Stored items
-------

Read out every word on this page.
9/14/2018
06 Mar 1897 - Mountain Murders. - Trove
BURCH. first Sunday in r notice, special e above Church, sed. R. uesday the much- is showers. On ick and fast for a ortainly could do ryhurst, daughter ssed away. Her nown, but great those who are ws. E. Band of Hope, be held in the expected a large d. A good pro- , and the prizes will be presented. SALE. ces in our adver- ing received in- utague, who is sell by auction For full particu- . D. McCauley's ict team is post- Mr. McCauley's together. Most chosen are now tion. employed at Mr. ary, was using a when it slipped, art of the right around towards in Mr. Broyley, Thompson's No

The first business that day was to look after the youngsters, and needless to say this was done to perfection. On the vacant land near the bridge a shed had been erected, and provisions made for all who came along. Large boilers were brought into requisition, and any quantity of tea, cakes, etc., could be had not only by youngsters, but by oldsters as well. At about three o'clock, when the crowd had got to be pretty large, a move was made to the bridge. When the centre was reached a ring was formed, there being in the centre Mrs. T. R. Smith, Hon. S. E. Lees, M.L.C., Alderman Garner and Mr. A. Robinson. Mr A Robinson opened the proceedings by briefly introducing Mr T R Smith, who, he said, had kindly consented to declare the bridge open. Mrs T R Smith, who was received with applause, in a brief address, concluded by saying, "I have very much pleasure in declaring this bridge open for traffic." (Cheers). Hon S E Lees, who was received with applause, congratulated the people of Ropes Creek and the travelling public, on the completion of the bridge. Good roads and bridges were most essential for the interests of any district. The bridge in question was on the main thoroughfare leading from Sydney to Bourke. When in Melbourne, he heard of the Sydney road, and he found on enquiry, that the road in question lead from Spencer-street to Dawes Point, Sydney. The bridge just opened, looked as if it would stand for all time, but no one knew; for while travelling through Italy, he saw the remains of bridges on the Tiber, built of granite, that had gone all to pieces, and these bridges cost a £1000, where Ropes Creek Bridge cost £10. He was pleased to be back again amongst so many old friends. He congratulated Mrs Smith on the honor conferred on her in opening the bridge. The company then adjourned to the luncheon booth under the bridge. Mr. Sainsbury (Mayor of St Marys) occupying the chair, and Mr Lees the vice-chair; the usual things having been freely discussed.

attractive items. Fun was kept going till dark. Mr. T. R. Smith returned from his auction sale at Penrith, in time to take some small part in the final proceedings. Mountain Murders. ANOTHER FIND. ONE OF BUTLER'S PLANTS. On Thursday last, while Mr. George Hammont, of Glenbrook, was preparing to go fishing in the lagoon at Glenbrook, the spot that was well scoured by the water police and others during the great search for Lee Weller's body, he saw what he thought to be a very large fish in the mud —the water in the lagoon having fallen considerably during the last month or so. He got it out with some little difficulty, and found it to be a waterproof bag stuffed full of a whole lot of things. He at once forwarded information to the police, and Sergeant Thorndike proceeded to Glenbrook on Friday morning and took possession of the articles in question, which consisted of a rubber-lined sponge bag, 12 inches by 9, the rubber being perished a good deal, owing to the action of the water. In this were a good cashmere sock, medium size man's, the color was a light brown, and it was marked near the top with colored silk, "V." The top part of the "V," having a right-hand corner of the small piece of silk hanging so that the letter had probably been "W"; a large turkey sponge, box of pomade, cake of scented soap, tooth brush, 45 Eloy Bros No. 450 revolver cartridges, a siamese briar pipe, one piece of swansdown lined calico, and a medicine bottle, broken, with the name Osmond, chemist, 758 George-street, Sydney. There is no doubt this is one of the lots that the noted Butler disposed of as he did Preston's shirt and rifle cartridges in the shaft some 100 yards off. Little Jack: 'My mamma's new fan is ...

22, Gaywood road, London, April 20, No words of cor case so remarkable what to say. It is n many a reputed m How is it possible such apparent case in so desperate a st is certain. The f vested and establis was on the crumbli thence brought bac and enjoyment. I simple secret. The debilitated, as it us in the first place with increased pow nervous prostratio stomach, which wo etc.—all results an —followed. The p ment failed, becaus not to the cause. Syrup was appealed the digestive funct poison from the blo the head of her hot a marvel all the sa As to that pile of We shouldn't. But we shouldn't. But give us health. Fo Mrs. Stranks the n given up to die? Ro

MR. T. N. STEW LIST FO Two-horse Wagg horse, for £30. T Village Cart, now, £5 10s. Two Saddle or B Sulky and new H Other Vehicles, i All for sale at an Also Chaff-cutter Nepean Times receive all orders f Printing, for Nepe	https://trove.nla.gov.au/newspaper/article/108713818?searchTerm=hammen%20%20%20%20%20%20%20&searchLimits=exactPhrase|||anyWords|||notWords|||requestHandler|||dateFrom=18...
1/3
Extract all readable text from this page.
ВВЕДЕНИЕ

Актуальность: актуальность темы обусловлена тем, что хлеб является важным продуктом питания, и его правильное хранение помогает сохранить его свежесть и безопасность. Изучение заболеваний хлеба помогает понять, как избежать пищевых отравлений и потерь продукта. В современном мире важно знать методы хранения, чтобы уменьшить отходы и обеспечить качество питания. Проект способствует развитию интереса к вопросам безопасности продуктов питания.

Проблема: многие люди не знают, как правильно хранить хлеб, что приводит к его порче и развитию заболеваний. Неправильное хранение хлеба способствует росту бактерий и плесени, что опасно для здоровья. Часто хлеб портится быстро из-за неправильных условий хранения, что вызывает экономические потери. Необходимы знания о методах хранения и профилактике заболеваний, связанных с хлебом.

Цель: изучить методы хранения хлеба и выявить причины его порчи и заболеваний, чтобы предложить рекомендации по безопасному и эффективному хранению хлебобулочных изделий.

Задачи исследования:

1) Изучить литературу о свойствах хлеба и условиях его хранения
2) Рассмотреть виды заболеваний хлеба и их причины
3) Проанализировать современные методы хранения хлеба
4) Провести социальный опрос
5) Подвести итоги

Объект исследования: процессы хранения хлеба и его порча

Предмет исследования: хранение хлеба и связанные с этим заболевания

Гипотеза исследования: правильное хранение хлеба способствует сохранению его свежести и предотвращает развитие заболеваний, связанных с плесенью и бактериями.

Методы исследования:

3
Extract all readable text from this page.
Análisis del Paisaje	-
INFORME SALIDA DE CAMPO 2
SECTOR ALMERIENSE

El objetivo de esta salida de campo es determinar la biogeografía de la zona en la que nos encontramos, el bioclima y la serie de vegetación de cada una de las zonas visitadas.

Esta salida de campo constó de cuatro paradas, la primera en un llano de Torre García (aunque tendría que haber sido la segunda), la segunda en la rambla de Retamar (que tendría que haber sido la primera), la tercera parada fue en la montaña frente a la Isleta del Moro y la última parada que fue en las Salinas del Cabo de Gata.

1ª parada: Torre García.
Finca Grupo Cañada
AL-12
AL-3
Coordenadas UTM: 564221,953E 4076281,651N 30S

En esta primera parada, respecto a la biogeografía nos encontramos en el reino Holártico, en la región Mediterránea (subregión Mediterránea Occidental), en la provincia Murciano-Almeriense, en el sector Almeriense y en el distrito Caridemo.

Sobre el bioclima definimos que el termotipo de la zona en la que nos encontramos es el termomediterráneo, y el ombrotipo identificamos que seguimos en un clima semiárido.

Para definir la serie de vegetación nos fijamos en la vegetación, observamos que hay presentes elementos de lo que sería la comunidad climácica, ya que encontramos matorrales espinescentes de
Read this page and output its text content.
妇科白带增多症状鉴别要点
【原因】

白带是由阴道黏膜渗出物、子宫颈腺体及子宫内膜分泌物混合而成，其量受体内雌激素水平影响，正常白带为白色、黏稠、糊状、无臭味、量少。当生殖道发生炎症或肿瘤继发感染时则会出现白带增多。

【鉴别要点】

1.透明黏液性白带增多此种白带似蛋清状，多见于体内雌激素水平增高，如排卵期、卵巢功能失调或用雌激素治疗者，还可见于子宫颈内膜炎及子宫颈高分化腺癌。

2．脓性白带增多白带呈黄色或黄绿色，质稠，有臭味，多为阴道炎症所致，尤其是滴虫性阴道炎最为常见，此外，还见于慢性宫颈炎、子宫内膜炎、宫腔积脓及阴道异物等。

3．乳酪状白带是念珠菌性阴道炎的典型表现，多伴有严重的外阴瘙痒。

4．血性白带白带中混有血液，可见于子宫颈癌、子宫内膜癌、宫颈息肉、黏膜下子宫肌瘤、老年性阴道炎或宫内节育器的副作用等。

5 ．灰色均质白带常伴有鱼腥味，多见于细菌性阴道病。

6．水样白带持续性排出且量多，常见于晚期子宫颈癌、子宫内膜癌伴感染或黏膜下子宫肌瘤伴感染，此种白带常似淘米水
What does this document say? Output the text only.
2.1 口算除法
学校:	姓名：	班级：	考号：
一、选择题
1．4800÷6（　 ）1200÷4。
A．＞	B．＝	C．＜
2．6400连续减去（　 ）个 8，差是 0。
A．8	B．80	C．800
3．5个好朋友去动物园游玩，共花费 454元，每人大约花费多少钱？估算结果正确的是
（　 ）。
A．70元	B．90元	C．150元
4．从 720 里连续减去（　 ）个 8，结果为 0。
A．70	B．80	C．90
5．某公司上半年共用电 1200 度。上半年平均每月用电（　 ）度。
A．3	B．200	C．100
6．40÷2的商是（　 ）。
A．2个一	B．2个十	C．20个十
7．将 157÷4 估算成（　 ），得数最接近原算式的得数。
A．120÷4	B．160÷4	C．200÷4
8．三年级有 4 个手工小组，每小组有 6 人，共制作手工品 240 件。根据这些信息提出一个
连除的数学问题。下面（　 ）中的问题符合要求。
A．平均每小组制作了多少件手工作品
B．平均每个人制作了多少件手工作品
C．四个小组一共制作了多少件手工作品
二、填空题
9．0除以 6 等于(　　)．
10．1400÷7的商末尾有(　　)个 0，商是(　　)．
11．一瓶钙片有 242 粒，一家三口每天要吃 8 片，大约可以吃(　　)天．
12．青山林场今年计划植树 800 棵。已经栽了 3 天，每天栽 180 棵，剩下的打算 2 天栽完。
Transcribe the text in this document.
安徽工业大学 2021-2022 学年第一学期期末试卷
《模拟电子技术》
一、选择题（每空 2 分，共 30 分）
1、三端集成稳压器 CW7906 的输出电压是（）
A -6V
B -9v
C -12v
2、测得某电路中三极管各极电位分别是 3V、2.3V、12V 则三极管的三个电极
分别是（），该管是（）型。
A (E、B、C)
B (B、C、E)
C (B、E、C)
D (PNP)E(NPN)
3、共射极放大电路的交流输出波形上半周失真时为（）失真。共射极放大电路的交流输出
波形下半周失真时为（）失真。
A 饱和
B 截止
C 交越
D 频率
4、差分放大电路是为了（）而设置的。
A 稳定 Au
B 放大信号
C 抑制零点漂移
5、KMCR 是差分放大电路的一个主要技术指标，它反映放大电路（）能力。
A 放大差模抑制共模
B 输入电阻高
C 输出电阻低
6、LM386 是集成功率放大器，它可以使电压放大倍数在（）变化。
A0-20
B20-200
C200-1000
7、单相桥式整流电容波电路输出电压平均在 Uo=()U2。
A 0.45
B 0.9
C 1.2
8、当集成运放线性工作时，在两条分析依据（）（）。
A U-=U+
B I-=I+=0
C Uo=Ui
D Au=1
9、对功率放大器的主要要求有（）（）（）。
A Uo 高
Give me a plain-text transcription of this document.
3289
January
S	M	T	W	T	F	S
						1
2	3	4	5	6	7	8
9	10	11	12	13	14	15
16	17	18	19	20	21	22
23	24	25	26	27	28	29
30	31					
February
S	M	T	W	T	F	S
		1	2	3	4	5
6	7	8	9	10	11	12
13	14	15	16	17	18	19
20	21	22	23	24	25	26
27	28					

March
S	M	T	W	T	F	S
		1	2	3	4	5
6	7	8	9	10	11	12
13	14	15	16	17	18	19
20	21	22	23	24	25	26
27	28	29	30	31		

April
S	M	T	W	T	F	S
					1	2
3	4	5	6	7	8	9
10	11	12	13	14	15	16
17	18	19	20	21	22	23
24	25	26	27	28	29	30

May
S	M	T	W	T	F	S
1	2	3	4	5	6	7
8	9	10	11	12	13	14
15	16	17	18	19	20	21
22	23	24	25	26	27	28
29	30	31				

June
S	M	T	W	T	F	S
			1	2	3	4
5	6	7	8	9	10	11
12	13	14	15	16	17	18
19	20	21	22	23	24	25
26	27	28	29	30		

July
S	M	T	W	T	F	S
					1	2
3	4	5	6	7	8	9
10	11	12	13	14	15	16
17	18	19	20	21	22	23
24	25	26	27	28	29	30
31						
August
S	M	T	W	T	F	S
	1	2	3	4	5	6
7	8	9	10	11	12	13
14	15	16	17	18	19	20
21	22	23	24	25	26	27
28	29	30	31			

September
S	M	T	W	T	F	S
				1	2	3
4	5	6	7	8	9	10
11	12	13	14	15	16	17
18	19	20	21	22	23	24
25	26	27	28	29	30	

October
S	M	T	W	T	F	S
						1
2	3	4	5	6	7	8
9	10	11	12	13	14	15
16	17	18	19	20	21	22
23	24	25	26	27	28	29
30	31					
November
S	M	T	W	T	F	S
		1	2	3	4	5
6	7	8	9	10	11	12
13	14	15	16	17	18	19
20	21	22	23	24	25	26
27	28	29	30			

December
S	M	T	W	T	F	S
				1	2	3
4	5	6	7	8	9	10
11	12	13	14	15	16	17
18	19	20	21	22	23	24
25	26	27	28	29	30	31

-------

• _WHAT THE TASK ASKS_
Return each line in the records that holds the string "заболеваний".

• _OUTPUT FOR THIS TASK_
Актуальность: актуальность темы обусловлена тем, что хлеб является важным продуктом питания, и его правильное хранение помогает сохранить его свежесть и безопасность. Изучение заболеваний хлеба помогает понять, как избежать пищевых отравлений и потерь продукта. В современном мире важно знать методы хранения, чтобы уменьшить отходы и обеспечить качество питания. Проект способствует развитию интереса к вопросам безопасности продуктов питания.
Проблема: многие люди не знают, как правильно хранить хлеб, что приводит к его порче и развитию заболеваний. Неправильное хранение хлеба способствует росту бактерий и плесени, что опасно для здоровья. Часто хлеб портится быстро из-за неправильных условий хранения, что вызывает экономические потери. Необходимы знания о методах хранения и профилактике заболеваний, связанных с хлебом.
Цель: изучить методы хранения хлеба и выявить причины его порчи и заболеваний, чтобы предложить рекомендации по безопасному и эффективному хранению хлебобулочных изделий.
2) Рассмотреть виды заболеваний хлеба и их причины
Гипотеза исследования: правильное хранение хлеба способствует сохранению его свежести и предотвращает развитие заболеваний, связанных с плесенью и бактериями.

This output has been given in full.